--- begin Extracted information ---
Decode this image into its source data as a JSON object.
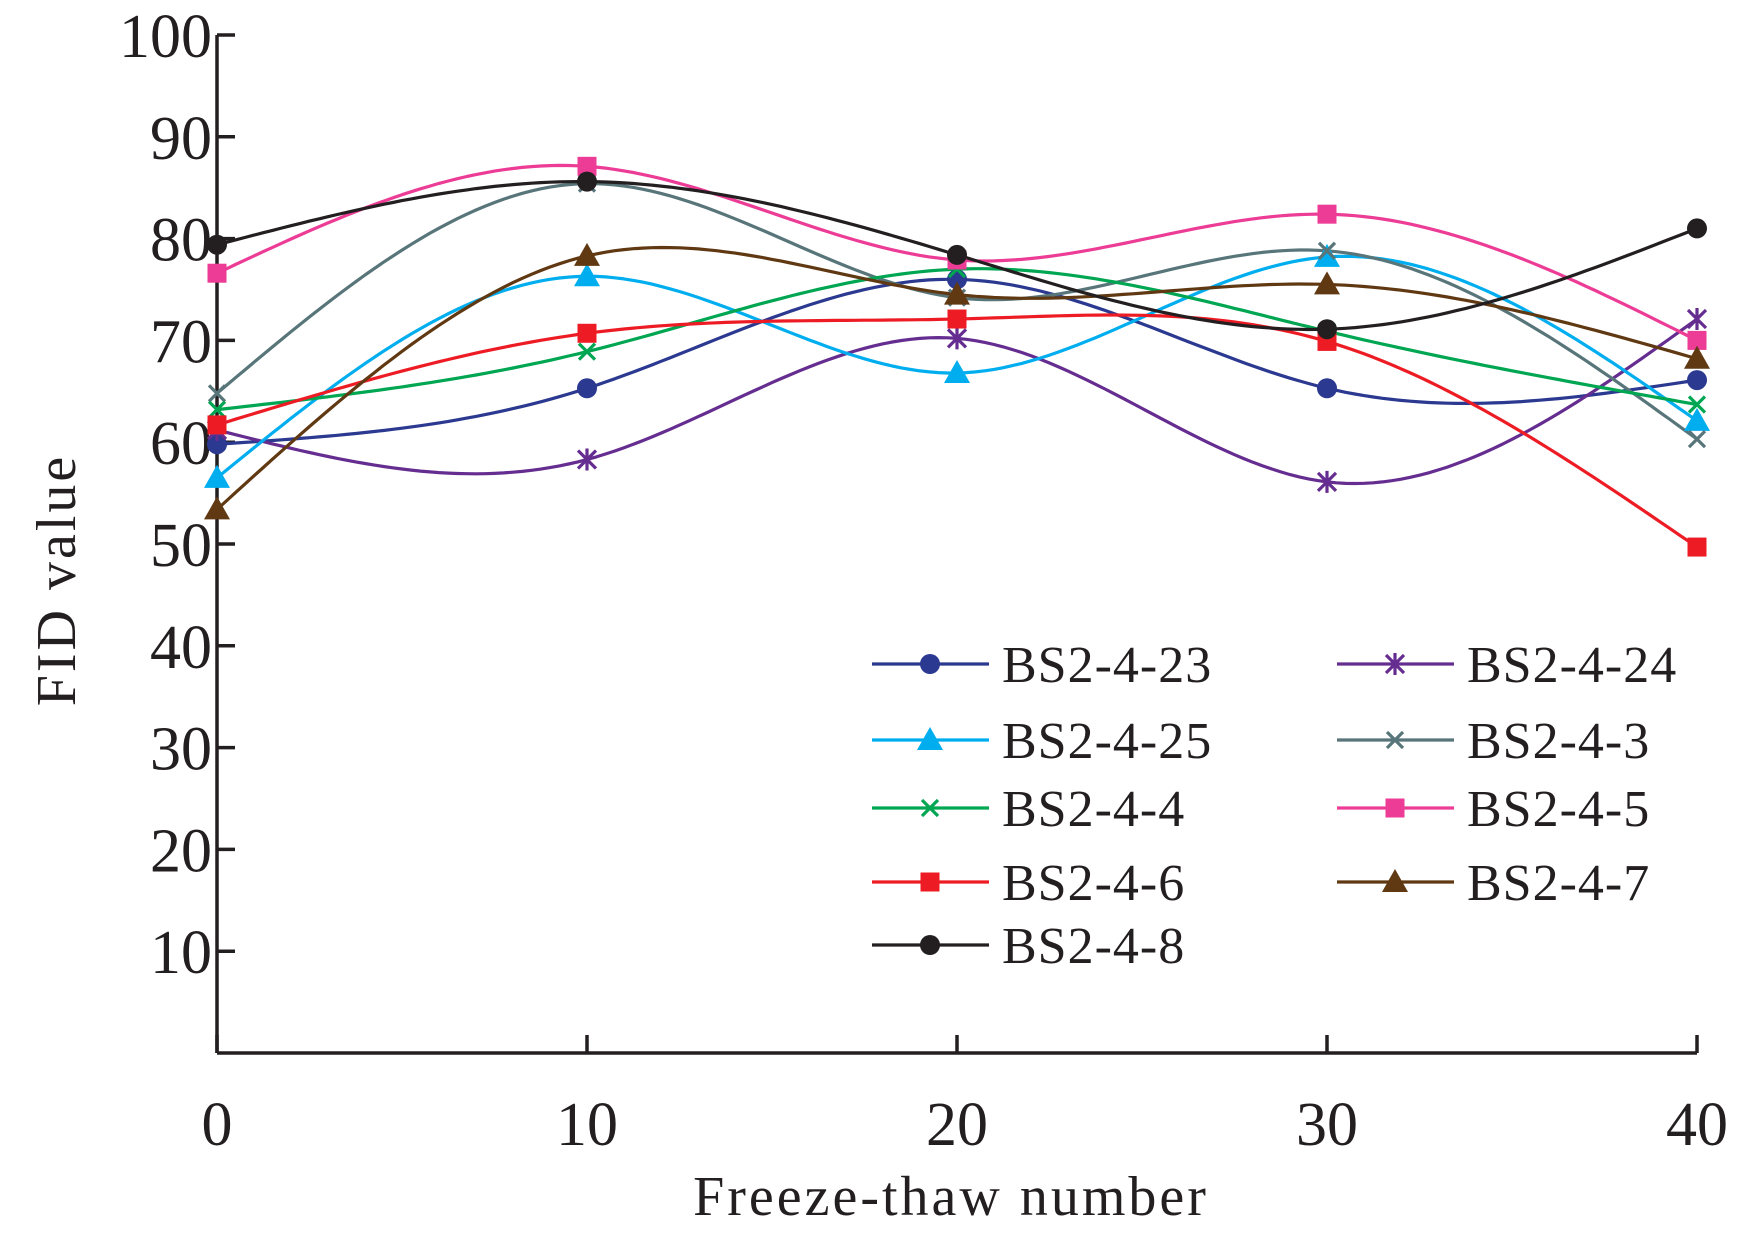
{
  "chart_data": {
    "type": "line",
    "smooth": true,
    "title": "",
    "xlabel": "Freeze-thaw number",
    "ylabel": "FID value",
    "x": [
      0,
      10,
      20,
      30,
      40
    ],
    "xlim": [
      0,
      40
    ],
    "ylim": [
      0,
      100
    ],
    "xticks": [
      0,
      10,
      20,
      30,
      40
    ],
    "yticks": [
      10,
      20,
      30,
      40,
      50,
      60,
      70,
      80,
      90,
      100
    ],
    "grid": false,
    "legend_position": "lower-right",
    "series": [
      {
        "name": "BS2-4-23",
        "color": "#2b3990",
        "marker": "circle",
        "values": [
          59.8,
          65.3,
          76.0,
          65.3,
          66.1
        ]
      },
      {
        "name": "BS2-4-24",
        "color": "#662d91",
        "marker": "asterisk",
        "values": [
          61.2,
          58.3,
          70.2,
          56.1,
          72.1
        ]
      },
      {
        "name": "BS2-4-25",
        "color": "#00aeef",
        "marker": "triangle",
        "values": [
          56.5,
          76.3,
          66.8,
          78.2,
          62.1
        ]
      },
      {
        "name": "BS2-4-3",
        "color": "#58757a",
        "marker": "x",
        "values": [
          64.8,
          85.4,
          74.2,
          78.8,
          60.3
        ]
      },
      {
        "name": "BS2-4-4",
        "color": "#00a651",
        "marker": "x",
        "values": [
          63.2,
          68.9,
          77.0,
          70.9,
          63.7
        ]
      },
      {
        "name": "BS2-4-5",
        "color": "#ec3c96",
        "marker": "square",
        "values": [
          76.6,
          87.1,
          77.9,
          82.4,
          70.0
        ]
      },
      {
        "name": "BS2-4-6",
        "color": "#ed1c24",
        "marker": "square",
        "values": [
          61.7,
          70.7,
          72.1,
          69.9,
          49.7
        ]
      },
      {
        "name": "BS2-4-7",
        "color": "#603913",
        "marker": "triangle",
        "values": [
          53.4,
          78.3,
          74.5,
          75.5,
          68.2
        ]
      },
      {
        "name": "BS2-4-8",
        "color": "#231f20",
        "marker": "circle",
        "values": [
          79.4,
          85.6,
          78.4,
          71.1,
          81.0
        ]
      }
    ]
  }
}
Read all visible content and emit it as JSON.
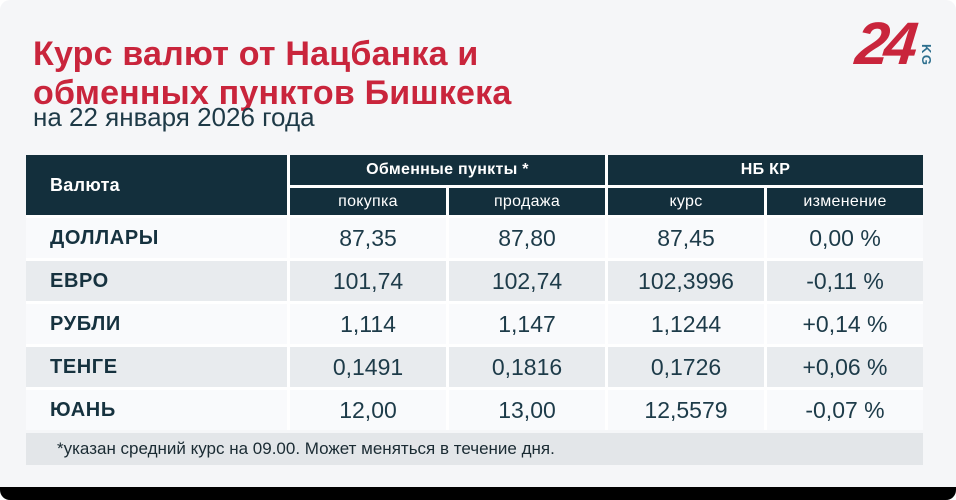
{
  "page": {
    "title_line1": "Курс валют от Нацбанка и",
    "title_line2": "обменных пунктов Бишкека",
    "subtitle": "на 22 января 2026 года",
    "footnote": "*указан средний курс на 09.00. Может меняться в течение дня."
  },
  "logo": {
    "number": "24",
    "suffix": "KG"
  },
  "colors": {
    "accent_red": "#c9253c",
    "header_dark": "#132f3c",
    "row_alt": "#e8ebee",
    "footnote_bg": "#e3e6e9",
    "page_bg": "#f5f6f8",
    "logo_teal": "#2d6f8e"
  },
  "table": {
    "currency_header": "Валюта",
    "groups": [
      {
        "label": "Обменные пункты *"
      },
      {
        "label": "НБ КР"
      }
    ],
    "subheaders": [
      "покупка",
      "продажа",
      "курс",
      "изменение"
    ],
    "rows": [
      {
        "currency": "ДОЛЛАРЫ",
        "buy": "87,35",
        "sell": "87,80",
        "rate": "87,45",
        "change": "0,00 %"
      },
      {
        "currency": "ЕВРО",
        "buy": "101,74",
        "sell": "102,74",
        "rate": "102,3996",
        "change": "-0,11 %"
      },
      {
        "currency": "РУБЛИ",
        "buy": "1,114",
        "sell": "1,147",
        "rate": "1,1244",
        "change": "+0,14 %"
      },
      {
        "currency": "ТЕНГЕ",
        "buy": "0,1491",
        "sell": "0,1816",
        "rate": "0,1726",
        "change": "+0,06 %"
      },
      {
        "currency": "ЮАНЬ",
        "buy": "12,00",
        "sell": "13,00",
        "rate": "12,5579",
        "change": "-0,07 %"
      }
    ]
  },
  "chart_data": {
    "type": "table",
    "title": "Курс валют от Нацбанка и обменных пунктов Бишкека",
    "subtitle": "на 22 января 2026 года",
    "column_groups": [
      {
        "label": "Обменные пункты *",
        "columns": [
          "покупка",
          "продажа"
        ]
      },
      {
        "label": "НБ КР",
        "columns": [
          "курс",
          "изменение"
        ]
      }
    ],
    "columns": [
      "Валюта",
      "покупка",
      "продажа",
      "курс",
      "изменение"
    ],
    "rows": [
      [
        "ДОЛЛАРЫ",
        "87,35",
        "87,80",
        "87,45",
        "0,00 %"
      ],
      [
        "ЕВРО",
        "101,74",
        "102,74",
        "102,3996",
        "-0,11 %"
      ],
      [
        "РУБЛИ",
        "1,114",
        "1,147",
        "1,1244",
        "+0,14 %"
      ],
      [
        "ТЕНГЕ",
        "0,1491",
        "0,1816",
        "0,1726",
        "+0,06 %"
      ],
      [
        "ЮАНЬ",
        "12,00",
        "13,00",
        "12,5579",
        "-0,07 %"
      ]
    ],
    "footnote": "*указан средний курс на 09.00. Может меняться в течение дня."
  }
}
--- end Extracted information ---
# What to do:
Repeat the listing verbatim. Skip the pictures.

# Result for this task:
Decode this image into its source data as a JSON object.
{
  "chart_data": {
    "type": "line",
    "smooth": true,
    "title": "",
    "xlabel": "Freeze-thaw number",
    "ylabel": "FID value",
    "x": [
      0,
      10,
      20,
      30,
      40
    ],
    "xlim": [
      0,
      40
    ],
    "ylim": [
      0,
      100
    ],
    "xticks": [
      0,
      10,
      20,
      30,
      40
    ],
    "yticks": [
      10,
      20,
      30,
      40,
      50,
      60,
      70,
      80,
      90,
      100
    ],
    "grid": false,
    "legend_position": "lower-right",
    "series": [
      {
        "name": "BS2-4-23",
        "color": "#2b3990",
        "marker": "circle",
        "values": [
          59.8,
          65.3,
          76.0,
          65.3,
          66.1
        ]
      },
      {
        "name": "BS2-4-24",
        "color": "#662d91",
        "marker": "asterisk",
        "values": [
          61.2,
          58.3,
          70.2,
          56.1,
          72.1
        ]
      },
      {
        "name": "BS2-4-25",
        "color": "#00aeef",
        "marker": "triangle",
        "values": [
          56.5,
          76.3,
          66.8,
          78.2,
          62.1
        ]
      },
      {
        "name": "BS2-4-3",
        "color": "#58757a",
        "marker": "x",
        "values": [
          64.8,
          85.4,
          74.2,
          78.8,
          60.3
        ]
      },
      {
        "name": "BS2-4-4",
        "color": "#00a651",
        "marker": "x",
        "values": [
          63.2,
          68.9,
          77.0,
          70.9,
          63.7
        ]
      },
      {
        "name": "BS2-4-5",
        "color": "#ec3c96",
        "marker": "square",
        "values": [
          76.6,
          87.1,
          77.9,
          82.4,
          70.0
        ]
      },
      {
        "name": "BS2-4-6",
        "color": "#ed1c24",
        "marker": "square",
        "values": [
          61.7,
          70.7,
          72.1,
          69.9,
          49.7
        ]
      },
      {
        "name": "BS2-4-7",
        "color": "#603913",
        "marker": "triangle",
        "values": [
          53.4,
          78.3,
          74.5,
          75.5,
          68.2
        ]
      },
      {
        "name": "BS2-4-8",
        "color": "#231f20",
        "marker": "circle",
        "values": [
          79.4,
          85.6,
          78.4,
          71.1,
          81.0
        ]
      }
    ]
  }
}
Read all visible content and emit it as JSON.
{
  "page": {
    "title_line1": "Курс валют от Нацбанка и",
    "title_line2": "обменных пунктов Бишкека",
    "subtitle": "на 22 января 2026 года",
    "footnote": "*указан средний курс на 09.00. Может меняться в течение дня."
  },
  "logo": {
    "number": "24",
    "suffix": "KG"
  },
  "colors": {
    "accent_red": "#c9253c",
    "header_dark": "#132f3c",
    "row_alt": "#e8ebee",
    "footnote_bg": "#e3e6e9",
    "page_bg": "#f5f6f8",
    "logo_teal": "#2d6f8e"
  },
  "table": {
    "currency_header": "Валюта",
    "groups": [
      {
        "label": "Обменные пункты *"
      },
      {
        "label": "НБ КР"
      }
    ],
    "subheaders": [
      "покупка",
      "продажа",
      "курс",
      "изменение"
    ],
    "rows": [
      {
        "currency": "ДОЛЛАРЫ",
        "buy": "87,35",
        "sell": "87,80",
        "rate": "87,45",
        "change": "0,00 %"
      },
      {
        "currency": "ЕВРО",
        "buy": "101,74",
        "sell": "102,74",
        "rate": "102,3996",
        "change": "-0,11 %"
      },
      {
        "currency": "РУБЛИ",
        "buy": "1,114",
        "sell": "1,147",
        "rate": "1,1244",
        "change": "+0,14 %"
      },
      {
        "currency": "ТЕНГЕ",
        "buy": "0,1491",
        "sell": "0,1816",
        "rate": "0,1726",
        "change": "+0,06 %"
      },
      {
        "currency": "ЮАНЬ",
        "buy": "12,00",
        "sell": "13,00",
        "rate": "12,5579",
        "change": "-0,07 %"
      }
    ]
  },
  "chart_data": {
    "type": "table",
    "title": "Курс валют от Нацбанка и обменных пунктов Бишкека",
    "subtitle": "на 22 января 2026 года",
    "column_groups": [
      {
        "label": "Обменные пункты *",
        "columns": [
          "покупка",
          "продажа"
        ]
      },
      {
        "label": "НБ КР",
        "columns": [
          "курс",
          "изменение"
        ]
      }
    ],
    "columns": [
      "Валюта",
      "покупка",
      "продажа",
      "курс",
      "изменение"
    ],
    "rows": [
      [
        "ДОЛЛАРЫ",
        "87,35",
        "87,80",
        "87,45",
        "0,00 %"
      ],
      [
        "ЕВРО",
        "101,74",
        "102,74",
        "102,3996",
        "-0,11 %"
      ],
      [
        "РУБЛИ",
        "1,114",
        "1,147",
        "1,1244",
        "+0,14 %"
      ],
      [
        "ТЕНГЕ",
        "0,1491",
        "0,1816",
        "0,1726",
        "+0,06 %"
      ],
      [
        "ЮАНЬ",
        "12,00",
        "13,00",
        "12,5579",
        "-0,07 %"
      ]
    ],
    "footnote": "*указан средний курс на 09.00. Может меняться в течение дня."
  }
}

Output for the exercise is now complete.